REQUIRED WORK: Express each line of the material below as a row in a Markdown table with the columns Row and Entry. Skip blank lines, and leave the pictures out of your answer.

EXTRACTED INFORMATION:
■ ■ ■

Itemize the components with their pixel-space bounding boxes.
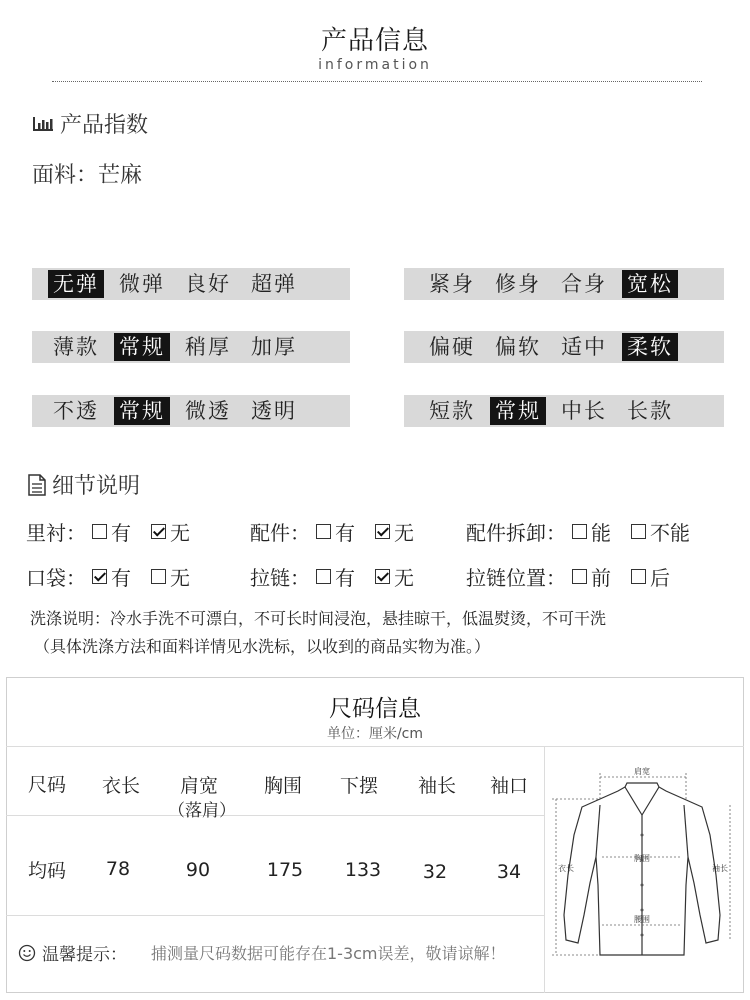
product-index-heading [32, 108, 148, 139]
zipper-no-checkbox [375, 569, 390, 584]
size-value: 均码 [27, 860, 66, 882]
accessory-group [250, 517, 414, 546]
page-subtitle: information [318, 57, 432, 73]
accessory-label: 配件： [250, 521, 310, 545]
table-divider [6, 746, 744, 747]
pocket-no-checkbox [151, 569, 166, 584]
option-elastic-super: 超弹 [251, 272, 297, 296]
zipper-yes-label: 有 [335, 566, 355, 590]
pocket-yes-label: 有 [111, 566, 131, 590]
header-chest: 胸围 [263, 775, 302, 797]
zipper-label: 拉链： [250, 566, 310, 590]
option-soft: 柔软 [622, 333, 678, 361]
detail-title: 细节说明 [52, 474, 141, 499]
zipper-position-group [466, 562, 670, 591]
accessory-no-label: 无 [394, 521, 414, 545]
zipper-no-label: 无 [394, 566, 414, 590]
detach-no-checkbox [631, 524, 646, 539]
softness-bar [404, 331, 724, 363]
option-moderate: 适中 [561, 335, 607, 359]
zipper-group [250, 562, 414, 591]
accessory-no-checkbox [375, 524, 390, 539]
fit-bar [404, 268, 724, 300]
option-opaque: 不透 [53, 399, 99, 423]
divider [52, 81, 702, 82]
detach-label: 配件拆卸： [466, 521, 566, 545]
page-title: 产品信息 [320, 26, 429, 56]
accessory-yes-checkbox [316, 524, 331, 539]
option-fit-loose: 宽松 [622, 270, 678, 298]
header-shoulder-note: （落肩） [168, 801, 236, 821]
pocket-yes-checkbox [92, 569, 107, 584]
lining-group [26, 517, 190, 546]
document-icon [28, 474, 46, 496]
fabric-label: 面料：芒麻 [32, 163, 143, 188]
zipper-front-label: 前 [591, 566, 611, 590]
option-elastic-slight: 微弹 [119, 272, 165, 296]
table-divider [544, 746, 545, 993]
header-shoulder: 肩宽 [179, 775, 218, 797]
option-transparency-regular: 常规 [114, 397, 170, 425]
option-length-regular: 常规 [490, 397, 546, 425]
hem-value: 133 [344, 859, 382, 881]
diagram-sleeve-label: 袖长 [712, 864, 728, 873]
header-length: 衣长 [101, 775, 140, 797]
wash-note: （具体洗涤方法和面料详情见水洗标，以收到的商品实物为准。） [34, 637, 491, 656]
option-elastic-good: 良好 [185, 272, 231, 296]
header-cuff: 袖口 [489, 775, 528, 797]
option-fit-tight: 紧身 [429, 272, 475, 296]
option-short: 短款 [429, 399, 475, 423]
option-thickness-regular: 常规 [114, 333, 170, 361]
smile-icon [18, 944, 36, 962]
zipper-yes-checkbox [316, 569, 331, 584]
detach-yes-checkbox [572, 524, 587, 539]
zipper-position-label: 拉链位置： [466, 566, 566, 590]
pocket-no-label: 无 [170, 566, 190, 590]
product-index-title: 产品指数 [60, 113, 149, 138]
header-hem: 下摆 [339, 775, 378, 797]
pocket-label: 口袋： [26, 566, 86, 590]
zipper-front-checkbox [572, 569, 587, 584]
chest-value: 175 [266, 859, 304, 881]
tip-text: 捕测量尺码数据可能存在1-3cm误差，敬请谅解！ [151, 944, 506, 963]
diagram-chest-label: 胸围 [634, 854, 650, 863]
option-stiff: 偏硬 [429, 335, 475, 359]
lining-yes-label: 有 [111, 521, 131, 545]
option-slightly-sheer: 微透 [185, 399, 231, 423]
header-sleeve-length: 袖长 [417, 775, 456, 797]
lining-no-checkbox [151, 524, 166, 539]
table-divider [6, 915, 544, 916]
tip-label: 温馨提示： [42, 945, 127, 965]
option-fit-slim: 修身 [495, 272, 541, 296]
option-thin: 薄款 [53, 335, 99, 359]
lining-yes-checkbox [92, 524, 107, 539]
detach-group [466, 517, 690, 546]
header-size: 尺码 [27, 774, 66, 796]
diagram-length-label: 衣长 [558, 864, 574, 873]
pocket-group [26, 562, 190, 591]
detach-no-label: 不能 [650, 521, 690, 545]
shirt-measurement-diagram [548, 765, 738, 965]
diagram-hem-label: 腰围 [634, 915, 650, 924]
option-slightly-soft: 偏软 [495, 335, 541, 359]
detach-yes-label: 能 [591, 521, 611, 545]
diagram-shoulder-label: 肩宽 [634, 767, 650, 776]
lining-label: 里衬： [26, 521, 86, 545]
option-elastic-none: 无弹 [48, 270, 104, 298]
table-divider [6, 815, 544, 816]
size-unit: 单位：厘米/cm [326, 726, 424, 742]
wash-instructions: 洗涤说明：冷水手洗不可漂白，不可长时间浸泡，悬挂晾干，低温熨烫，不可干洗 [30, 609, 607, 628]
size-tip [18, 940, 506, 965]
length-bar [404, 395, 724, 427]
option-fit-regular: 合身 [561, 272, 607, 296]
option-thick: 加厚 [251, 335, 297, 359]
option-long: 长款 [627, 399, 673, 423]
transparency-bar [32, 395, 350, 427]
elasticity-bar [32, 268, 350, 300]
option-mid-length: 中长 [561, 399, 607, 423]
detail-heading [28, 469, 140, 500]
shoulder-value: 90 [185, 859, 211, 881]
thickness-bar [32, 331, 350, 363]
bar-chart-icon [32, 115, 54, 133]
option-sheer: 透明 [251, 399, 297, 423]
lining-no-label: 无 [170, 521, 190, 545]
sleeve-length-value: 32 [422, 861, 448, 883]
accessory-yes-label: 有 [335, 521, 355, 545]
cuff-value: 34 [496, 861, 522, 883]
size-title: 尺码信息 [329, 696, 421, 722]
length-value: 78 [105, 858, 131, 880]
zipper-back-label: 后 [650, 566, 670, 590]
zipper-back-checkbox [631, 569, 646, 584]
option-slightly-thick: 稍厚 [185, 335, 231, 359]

■ ■ ■

TASK ANSWER:
| Row | Entry |
|---|---|
| 1 | Itemize the components with their pixel-space bounding boxes. |
| 2 | product-index-heading [32, 108, 148, 139] |
| 3 | zipper-no-checkbox [375, 569, 390, 584] |
| 4 | size-value: 均码 [27, 860, 66, 882] |
| 5 | accessory-group [250, 517, 414, 546] |
| 6 | page-subtitle: information [318, 57, 432, 73] |
| 7 | accessory-label: 配件： [250, 521, 310, 545] |
| 8 | table-divider [6, 746, 744, 747] |
| 9 | pocket-no-checkbox [151, 569, 166, 584] |
| 10 | option-elastic-super: 超弹 [251, 272, 297, 296] |
| 11 | zipper-yes-label: 有 [335, 566, 355, 590] |
| 12 | pocket-yes-label: 有 [111, 566, 131, 590] |
| 13 | header-chest: 胸围 [263, 775, 302, 797] |
| 14 | zipper-label: 拉链： [250, 566, 310, 590] |
| 15 | option-soft: 柔软 [622, 333, 678, 361] |
| 16 | detail-title: 细节说明 [52, 474, 141, 499] |
| 17 | zipper-position-group [466, 562, 670, 591] |
| 18 | accessory-no-label: 无 [394, 521, 414, 545] |
| 19 | zipper-no-label: 无 [394, 566, 414, 590] |
| 20 | detach-no-checkbox [631, 524, 646, 539] |
| 21 | softness-bar [404, 331, 724, 363] |
| 22 | option-moderate: 适中 [561, 335, 607, 359] |
| 23 | zipper-group [250, 562, 414, 591] |
| 24 | accessory-no-checkbox [375, 524, 390, 539] |
| 25 | fit-bar [404, 268, 724, 300] |
| 26 | option-opaque: 不透 [53, 399, 99, 423] |
| 27 | divider [52, 81, 702, 82] |
| 28 | detach-label: 配件拆卸： [466, 521, 566, 545] |
| 29 | page-title: 产品信息 [320, 26, 429, 56] |
| 30 | accessory-yes-checkbox [316, 524, 331, 539] |
| 31 | option-fit-loose: 宽松 [622, 270, 678, 298] |
| 32 | header-shoulder-note: （落肩） [168, 801, 236, 821] |
| 33 | pocket-yes-checkbox [92, 569, 107, 584] |
| 34 | lining-group [26, 517, 190, 546] |
| 35 | document-icon [28, 474, 46, 496] |
| 36 | fabric-label: 面料：芒麻 [32, 163, 143, 188] |
| 37 | zipper-front-label: 前 [591, 566, 611, 590] |
| 38 | option-elastic-slight: 微弹 [119, 272, 165, 296] |
| 39 | table-divider [544, 746, 545, 993] |
| 40 | header-shoulder: 肩宽 [179, 775, 218, 797] |
| 41 | option-transparency-regular: 常规 [114, 397, 170, 425] |
| 42 | option-length-regular: 常规 [490, 397, 546, 425] |
| 43 | hem-value: 133 [344, 859, 382, 881] |
| 44 | diagram-sleeve-label: 袖长 [712, 864, 728, 873] |
| 45 | header-length: 衣长 [101, 775, 140, 797] |
| 46 | wash-note: （具体洗涤方法和面料详情见水洗标，以收到的商品实物为准。） [34, 637, 491, 656] |
| 47 | option-elastic-good: 良好 [185, 272, 231, 296] |
| 48 | header-cuff: 袖口 [489, 775, 528, 797] |
| 49 | option-fit-tight: 紧身 [429, 272, 475, 296] |
| 50 | option-short: 短款 [429, 399, 475, 423] |
| 51 | option-thickness-regular: 常规 [114, 333, 170, 361] |
| 52 | smile-icon [18, 944, 36, 962] |
| 53 | zipper-yes-checkbox [316, 569, 331, 584] |
| 54 | detach-yes-checkbox [572, 524, 587, 539] |
| 55 | zipper-position-label: 拉链位置： [466, 566, 566, 590] |
| 56 | pocket-no-label: 无 [170, 566, 190, 590] |
| 57 | product-index-title: 产品指数 [60, 113, 149, 138] |
| 58 | header-hem: 下摆 [339, 775, 378, 797] |
| 59 | pocket-label: 口袋： [26, 566, 86, 590] |
| 60 | zipper-front-checkbox [572, 569, 587, 584] |
| 61 | chest-value: 175 [266, 859, 304, 881] |
| 62 | tip-text: 捕测量尺码数据可能存在1-3cm误差，敬请谅解！ [151, 944, 506, 963] |
| 63 | diagram-chest-label: 胸围 [634, 854, 650, 863] |
| 64 | option-stiff: 偏硬 [429, 335, 475, 359] |
| 65 | lining-yes-label: 有 [111, 521, 131, 545] |
| 66 | option-slightly-sheer: 微透 [185, 399, 231, 423] |
| 67 | header-sleeve-length: 袖长 [417, 775, 456, 797] |
| 68 | lining-no-checkbox [151, 524, 166, 539] |
| 69 | table-divider [6, 915, 544, 916] |
| 70 | tip-label: 温馨提示： [42, 945, 127, 965] |
| 71 | option-fit-slim: 修身 [495, 272, 541, 296] |
| 72 | option-thin: 薄款 [53, 335, 99, 359] |
| 73 | lining-yes-checkbox [92, 524, 107, 539] |
| 74 | detach-group [466, 517, 690, 546] |
| 75 | header-size: 尺码 [27, 774, 66, 796] |
| 76 | diagram-length-label: 衣长 [558, 864, 574, 873] |
| 77 | pocket-group [26, 562, 190, 591] |
| 78 | detach-no-label: 不能 [650, 521, 690, 545] |
| 79 | shirt-measurement-diagram [548, 765, 738, 965] |
| 80 | diagram-hem-label: 腰围 [634, 915, 650, 924] |
| 81 | option-slightly-soft: 偏软 [495, 335, 541, 359] |
| 82 | detach-yes-label: 能 [591, 521, 611, 545] |
| 83 | diagram-shoulder-label: 肩宽 [634, 767, 650, 776] |
| 84 | lining-label: 里衬： [26, 521, 86, 545] |
| 85 | option-elastic-none: 无弹 [48, 270, 104, 298] |
| 86 | table-divider [6, 815, 544, 816] |
| 87 | size-unit: 单位：厘米/cm [326, 726, 424, 742] |
| 88 | wash-instructions: 洗涤说明：冷水手洗不可漂白，不可长时间浸泡，悬挂晾干，低温熨烫，不可干洗 [30, 609, 607, 628] |
| 89 | size-tip [18, 940, 506, 965] |
| 90 | length-bar [404, 395, 724, 427] |
| 91 | option-fit-regular: 合身 [561, 272, 607, 296] |
| 92 | option-thick: 加厚 [251, 335, 297, 359] |
| 93 | option-long: 长款 [627, 399, 673, 423] |
| 94 | transparency-bar [32, 395, 350, 427] |
| 95 | elasticity-bar [32, 268, 350, 300] |
| 96 | option-mid-length: 中长 [561, 399, 607, 423] |
| 97 | detail-heading [28, 469, 140, 500] |
| 98 | shoulder-value: 90 [185, 859, 211, 881] |
| 99 | thickness-bar [32, 331, 350, 363] |
| 100 | bar-chart-icon [32, 115, 54, 133] |
| 101 | option-sheer: 透明 [251, 399, 297, 423] |
| 102 | lining-no-label: 无 [170, 521, 190, 545] |
| 103 | sleeve-length-value: 32 [422, 861, 448, 883] |
| 104 | accessory-yes-label: 有 [335, 521, 355, 545] |
| 105 | cuff-value: 34 [496, 861, 522, 883] |
| 106 | size-title: 尺码信息 [329, 696, 421, 722] |
| 107 | length-value: 78 [105, 858, 131, 880] |
| 108 | zipper-back-label: 后 [650, 566, 670, 590] |
| 109 | zipper-back-checkbox [631, 569, 646, 584] |
| 110 | option-slightly-thick: 稍厚 [185, 335, 231, 359] |